══ Data supplied ══

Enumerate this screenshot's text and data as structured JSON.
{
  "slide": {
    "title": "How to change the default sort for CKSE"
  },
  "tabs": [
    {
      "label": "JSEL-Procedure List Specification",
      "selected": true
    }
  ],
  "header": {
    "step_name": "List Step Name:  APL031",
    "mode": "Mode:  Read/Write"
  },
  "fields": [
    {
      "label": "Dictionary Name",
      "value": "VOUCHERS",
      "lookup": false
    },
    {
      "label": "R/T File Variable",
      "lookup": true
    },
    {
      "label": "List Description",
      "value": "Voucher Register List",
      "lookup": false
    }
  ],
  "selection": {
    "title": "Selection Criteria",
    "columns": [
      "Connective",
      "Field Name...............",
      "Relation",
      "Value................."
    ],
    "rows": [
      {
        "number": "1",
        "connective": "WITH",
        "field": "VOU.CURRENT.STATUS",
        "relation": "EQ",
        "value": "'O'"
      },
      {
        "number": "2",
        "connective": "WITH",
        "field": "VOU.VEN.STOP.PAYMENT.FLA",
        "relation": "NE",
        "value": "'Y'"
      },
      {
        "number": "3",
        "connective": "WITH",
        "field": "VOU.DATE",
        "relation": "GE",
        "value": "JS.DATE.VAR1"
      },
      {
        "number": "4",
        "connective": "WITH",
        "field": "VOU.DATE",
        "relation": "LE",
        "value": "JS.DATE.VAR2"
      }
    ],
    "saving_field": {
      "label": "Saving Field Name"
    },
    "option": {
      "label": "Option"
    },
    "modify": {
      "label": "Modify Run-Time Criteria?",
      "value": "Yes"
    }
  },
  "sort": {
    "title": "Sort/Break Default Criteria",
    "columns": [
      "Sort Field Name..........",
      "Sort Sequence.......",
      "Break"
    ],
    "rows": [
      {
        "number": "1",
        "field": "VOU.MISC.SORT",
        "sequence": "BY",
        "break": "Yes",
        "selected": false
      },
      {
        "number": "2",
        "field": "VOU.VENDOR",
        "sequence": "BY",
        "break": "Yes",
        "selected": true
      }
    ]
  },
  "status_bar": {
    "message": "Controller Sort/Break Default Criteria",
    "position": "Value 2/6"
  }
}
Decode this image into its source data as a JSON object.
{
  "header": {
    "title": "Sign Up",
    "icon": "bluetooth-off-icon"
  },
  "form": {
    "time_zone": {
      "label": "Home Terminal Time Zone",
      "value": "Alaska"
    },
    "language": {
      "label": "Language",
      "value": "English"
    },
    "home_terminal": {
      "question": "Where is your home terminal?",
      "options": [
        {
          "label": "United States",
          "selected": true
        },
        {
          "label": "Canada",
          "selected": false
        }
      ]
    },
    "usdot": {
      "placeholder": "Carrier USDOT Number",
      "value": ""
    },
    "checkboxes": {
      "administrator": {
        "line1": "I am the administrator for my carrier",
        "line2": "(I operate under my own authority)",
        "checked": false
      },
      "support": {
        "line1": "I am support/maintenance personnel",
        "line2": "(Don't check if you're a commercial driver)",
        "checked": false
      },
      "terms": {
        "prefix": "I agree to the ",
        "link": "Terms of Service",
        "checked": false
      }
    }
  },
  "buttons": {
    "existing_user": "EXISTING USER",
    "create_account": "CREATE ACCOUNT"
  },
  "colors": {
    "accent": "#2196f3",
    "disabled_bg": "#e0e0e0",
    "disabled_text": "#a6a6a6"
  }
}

═══

* Objective:
Every entry should be printed again exactly as it stands.

* Response for this exercise:
Enumerate this screenshot's text and data as structured JSON.
{
  "slide": {
    "title": "How to change the default sort for CKSE"
  },
  "tabs": [
    {
      "label": "JSEL-Procedure List Specification",
      "selected": true
    }
  ],
  "header": {
    "step_name": "List Step Name:  APL031",
    "mode": "Mode:  Read/Write"
  },
  "fields": [
    {
      "label": "Dictionary Name",
      "value": "VOUCHERS",
      "lookup": false
    },
    {
      "label": "R/T File Variable",
      "lookup": true
    },
    {
      "label": "List Description",
      "value": "Voucher Register List",
      "lookup": false
    }
  ],
  "selection": {
    "title": "Selection Criteria",
    "columns": [
      "Connective",
      "Field Name...............",
      "Relation",
      "Value................."
    ],
    "rows": [
      {
        "number": "1",
        "connective": "WITH",
        "field": "VOU.CURRENT.STATUS",
        "relation": "EQ",
        "value": "'O'"
      },
      {
        "number": "2",
        "connective": "WITH",
        "field": "VOU.VEN.STOP.PAYMENT.FLA",
        "relation": "NE",
        "value": "'Y'"
      },
      {
        "number": "3",
        "connective": "WITH",
        "field": "VOU.DATE",
        "relation": "GE",
        "value": "JS.DATE.VAR1"
      },
      {
        "number": "4",
        "connective": "WITH",
        "field": "VOU.DATE",
        "relation": "LE",
        "value": "JS.DATE.VAR2"
      }
    ],
    "saving_field": {
      "label": "Saving Field Name"
    },
    "option": {
      "label": "Option"
    },
    "modify": {
      "label": "Modify Run-Time Criteria?",
      "value": "Yes"
    }
  },
  "sort": {
    "title": "Sort/Break Default Criteria",
    "columns": [
      "Sort Field Name..........",
      "Sort Sequence.......",
      "Break"
    ],
    "rows": [
      {
        "number": "1",
        "field": "VOU.MISC.SORT",
        "sequence": "BY",
        "break": "Yes",
        "selected": false
      },
      {
        "number": "2",
        "field": "VOU.VENDOR",
        "sequence": "BY",
        "break": "Yes",
        "selected": true
      }
    ]
  },
  "status_bar": {
    "message": "Controller Sort/Break Default Criteria",
    "position": "Value 2/6"
  }
}
Decode this image into its source data as a JSON object.
{
  "header": {
    "title": "Sign Up",
    "icon": "bluetooth-off-icon"
  },
  "form": {
    "time_zone": {
      "label": "Home Terminal Time Zone",
      "value": "Alaska"
    },
    "language": {
      "label": "Language",
      "value": "English"
    },
    "home_terminal": {
      "question": "Where is your home terminal?",
      "options": [
        {
          "label": "United States",
          "selected": true
        },
        {
          "label": "Canada",
          "selected": false
        }
      ]
    },
    "usdot": {
      "placeholder": "Carrier USDOT Number",
      "value": ""
    },
    "checkboxes": {
      "administrator": {
        "line1": "I am the administrator for my carrier",
        "line2": "(I operate under my own authority)",
        "checked": false
      },
      "support": {
        "line1": "I am support/maintenance personnel",
        "line2": "(Don't check if you're a commercial driver)",
        "checked": false
      },
      "terms": {
        "prefix": "I agree to the ",
        "link": "Terms of Service",
        "checked": false
      }
    }
  },
  "buttons": {
    "existing_user": "EXISTING USER",
    "create_account": "CREATE ACCOUNT"
  },
  "colors": {
    "accent": "#2196f3",
    "disabled_bg": "#e0e0e0",
    "disabled_text": "#a6a6a6"
  }
}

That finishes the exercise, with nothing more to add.